>>>>>

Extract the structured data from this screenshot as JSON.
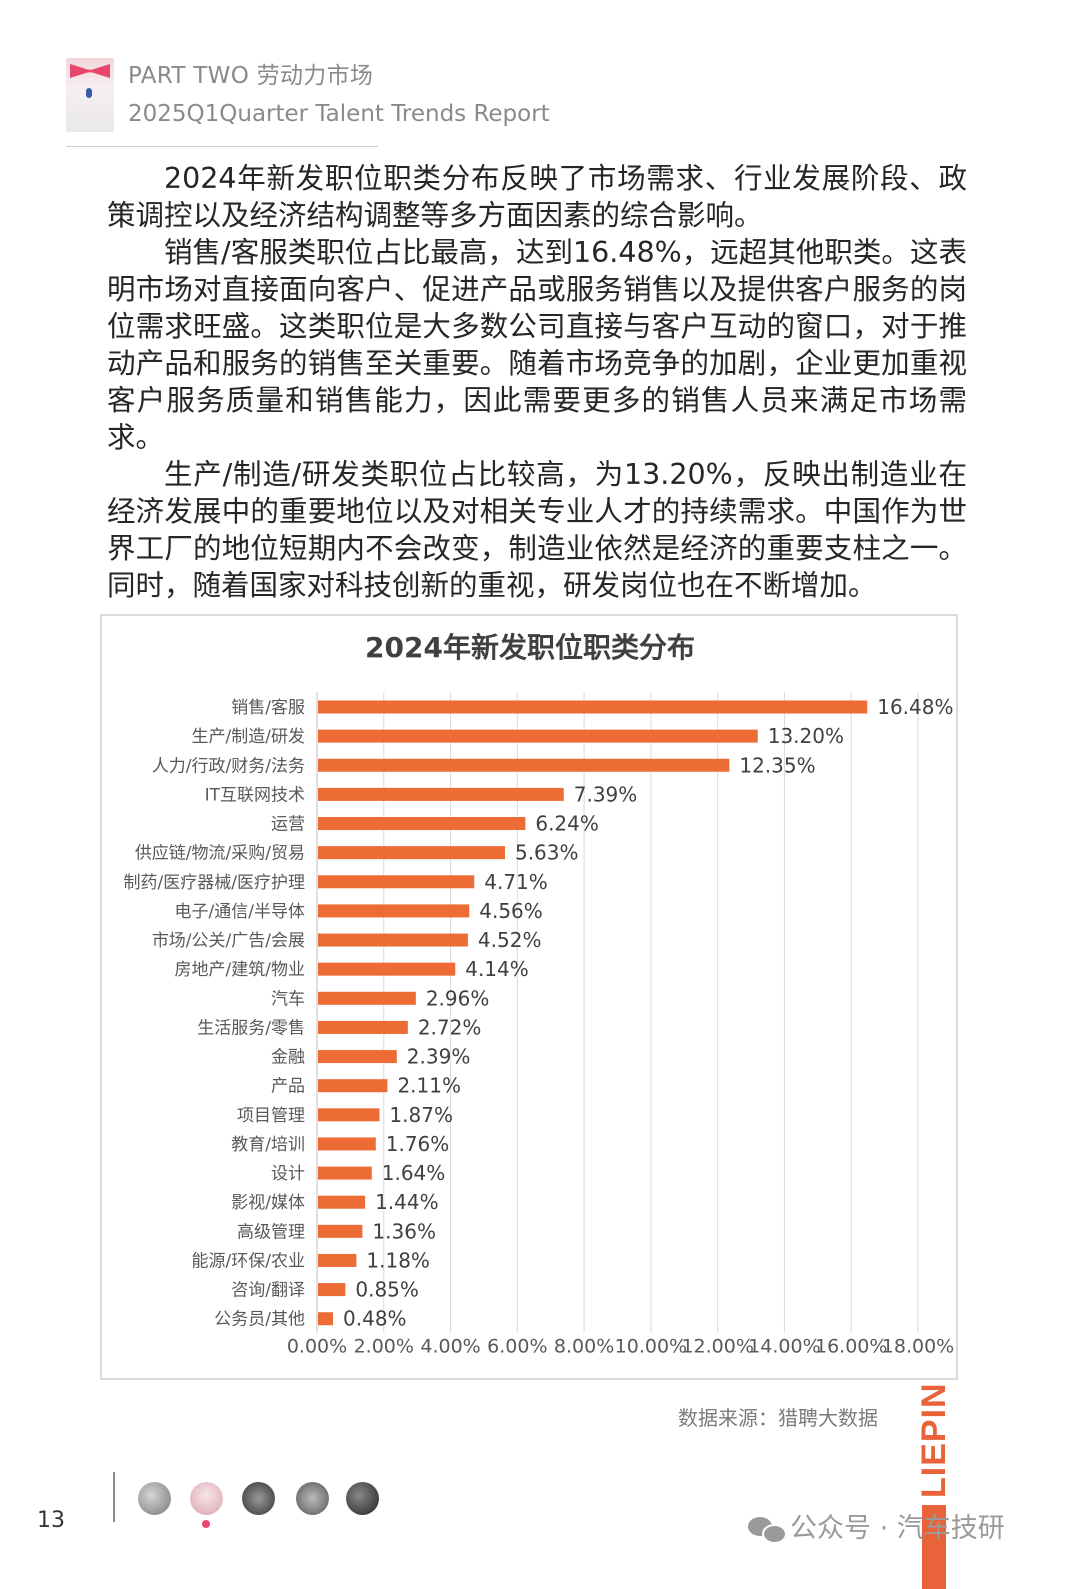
{
  "header": {
    "line1": "PART TWO 劳动力市场",
    "line2": "2025Q1Quarter Talent Trends Report"
  },
  "body": {
    "paragraphs": [
      "2024年新发职位职类分布反映了市场需求、行业发展阶段、政策调控以及经济结构调整等多方面因素的综合影响。",
      "销售/客服类职位占比最高，达到16.48%，远超其他职类。这表明市场对直接面向客户、促进产品或服务销售以及提供客户服务的岗位需求旺盛。这类职位是大多数公司直接与客户互动的窗口，对于推动产品和服务的销售至关重要。随着市场竞争的加剧，企业更加重视客户服务质量和销售能力，因此需要更多的销售人员来满足市场需求。",
      "生产/制造/研发类职位占比较高，为13.20%，反映出制造业在经济发展中的重要地位以及对相关专业人才的持续需求。中国作为世界工厂的地位短期内不会改变，制造业依然是经济的重要支柱之一。同时，随着国家对科技创新的重视，研发岗位也在不断增加。"
    ]
  },
  "chart_data": {
    "type": "bar",
    "orientation": "horizontal",
    "title": "2024年新发职位职类分布",
    "categories": [
      "销售/客服",
      "生产/制造/研发",
      "人力/行政/财务/法务",
      "IT互联网技术",
      "运营",
      "供应链/物流/采购/贸易",
      "制药/医疗器械/医疗护理",
      "电子/通信/半导体",
      "市场/公关/广告/会展",
      "房地产/建筑/物业",
      "汽车",
      "生活服务/零售",
      "金融",
      "产品",
      "项目管理",
      "教育/培训",
      "设计",
      "影视/媒体",
      "高级管理",
      "能源/环保/农业",
      "咨询/翻译",
      "公务员/其他"
    ],
    "values": [
      16.48,
      13.2,
      12.35,
      7.39,
      6.24,
      5.63,
      4.71,
      4.56,
      4.52,
      4.14,
      2.96,
      2.72,
      2.39,
      2.11,
      1.87,
      1.76,
      1.64,
      1.44,
      1.36,
      1.18,
      0.85,
      0.48
    ],
    "value_labels": [
      "16.48%",
      "13.20%",
      "12.35%",
      "7.39%",
      "6.24%",
      "5.63%",
      "4.71%",
      "4.56%",
      "4.52%",
      "4.14%",
      "2.96%",
      "2.72%",
      "2.39%",
      "2.11%",
      "1.87%",
      "1.76%",
      "1.64%",
      "1.44%",
      "1.36%",
      "1.18%",
      "0.85%",
      "0.48%"
    ],
    "xlim": [
      0,
      18
    ],
    "x_ticks": [
      "0.00%",
      "2.00%",
      "4.00%",
      "6.00%",
      "8.00%",
      "10.00%",
      "12.00%",
      "14.00%",
      "16.00%",
      "18.00%"
    ],
    "grid": true,
    "bar_color": "#ED6B35"
  },
  "source": "数据来源：猎聘大数据",
  "brand": "LIEPIN",
  "brand_color": "#E8623A",
  "page_number": "13",
  "watermark": "公众号 · 汽车技研"
}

<<<<<

§ Problem requirements: Leave out the pictures, and give all the records again exactly.

§ Complete answer:
Extract the structured data from this screenshot as JSON.
{
  "header": {
    "line1": "PART TWO 劳动力市场",
    "line2": "2025Q1Quarter Talent Trends Report"
  },
  "body": {
    "paragraphs": [
      "2024年新发职位职类分布反映了市场需求、行业发展阶段、政策调控以及经济结构调整等多方面因素的综合影响。",
      "销售/客服类职位占比最高，达到16.48%，远超其他职类。这表明市场对直接面向客户、促进产品或服务销售以及提供客户服务的岗位需求旺盛。这类职位是大多数公司直接与客户互动的窗口，对于推动产品和服务的销售至关重要。随着市场竞争的加剧，企业更加重视客户服务质量和销售能力，因此需要更多的销售人员来满足市场需求。",
      "生产/制造/研发类职位占比较高，为13.20%，反映出制造业在经济发展中的重要地位以及对相关专业人才的持续需求。中国作为世界工厂的地位短期内不会改变，制造业依然是经济的重要支柱之一。同时，随着国家对科技创新的重视，研发岗位也在不断增加。"
    ]
  },
  "chart_data": {
    "type": "bar",
    "orientation": "horizontal",
    "title": "2024年新发职位职类分布",
    "categories": [
      "销售/客服",
      "生产/制造/研发",
      "人力/行政/财务/法务",
      "IT互联网技术",
      "运营",
      "供应链/物流/采购/贸易",
      "制药/医疗器械/医疗护理",
      "电子/通信/半导体",
      "市场/公关/广告/会展",
      "房地产/建筑/物业",
      "汽车",
      "生活服务/零售",
      "金融",
      "产品",
      "项目管理",
      "教育/培训",
      "设计",
      "影视/媒体",
      "高级管理",
      "能源/环保/农业",
      "咨询/翻译",
      "公务员/其他"
    ],
    "values": [
      16.48,
      13.2,
      12.35,
      7.39,
      6.24,
      5.63,
      4.71,
      4.56,
      4.52,
      4.14,
      2.96,
      2.72,
      2.39,
      2.11,
      1.87,
      1.76,
      1.64,
      1.44,
      1.36,
      1.18,
      0.85,
      0.48
    ],
    "value_labels": [
      "16.48%",
      "13.20%",
      "12.35%",
      "7.39%",
      "6.24%",
      "5.63%",
      "4.71%",
      "4.56%",
      "4.52%",
      "4.14%",
      "2.96%",
      "2.72%",
      "2.39%",
      "2.11%",
      "1.87%",
      "1.76%",
      "1.64%",
      "1.44%",
      "1.36%",
      "1.18%",
      "0.85%",
      "0.48%"
    ],
    "xlim": [
      0,
      18
    ],
    "x_ticks": [
      "0.00%",
      "2.00%",
      "4.00%",
      "6.00%",
      "8.00%",
      "10.00%",
      "12.00%",
      "14.00%",
      "16.00%",
      "18.00%"
    ],
    "grid": true,
    "bar_color": "#ED6B35"
  },
  "source": "数据来源：猎聘大数据",
  "brand": "LIEPIN",
  "brand_color": "#E8623A",
  "page_number": "13",
  "watermark": "公众号 · 汽车技研"
}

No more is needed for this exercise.